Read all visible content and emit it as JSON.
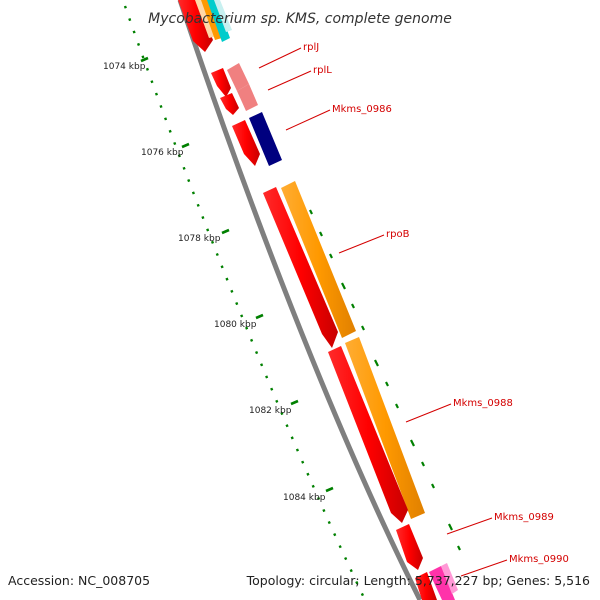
{
  "title": "Mycobacterium sp. KMS, complete genome",
  "ruler_labels": [
    "1074 kbp",
    "1076 kbp",
    "1078 kbp",
    "1080 kbp",
    "1082 kbp",
    "1084 kbp"
  ],
  "genes": [
    {
      "name": "rplJ",
      "color": "#f08080"
    },
    {
      "name": "rplL",
      "color": "#f08080"
    },
    {
      "name": "Mkms_0986",
      "color": "#00007f"
    },
    {
      "name": "rpoB",
      "color": "#ff9900"
    },
    {
      "name": "Mkms_0988",
      "color": "#ff0000"
    },
    {
      "name": "Mkms_0989",
      "color": "#ff0000"
    },
    {
      "name": "Mkms_0990",
      "color": "#ff33aa"
    }
  ],
  "footer": {
    "accession": "Accession: NC_008705",
    "topology": "Topology: circular; Length: 5,737,227 bp; Genes: 5,516"
  },
  "colors": {
    "backbone": "#7f7f7f",
    "ticks": "#008000",
    "label_lines": "#d40000"
  }
}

------

In the material above, tally every line with the string "name" in it, then give that number alone.

7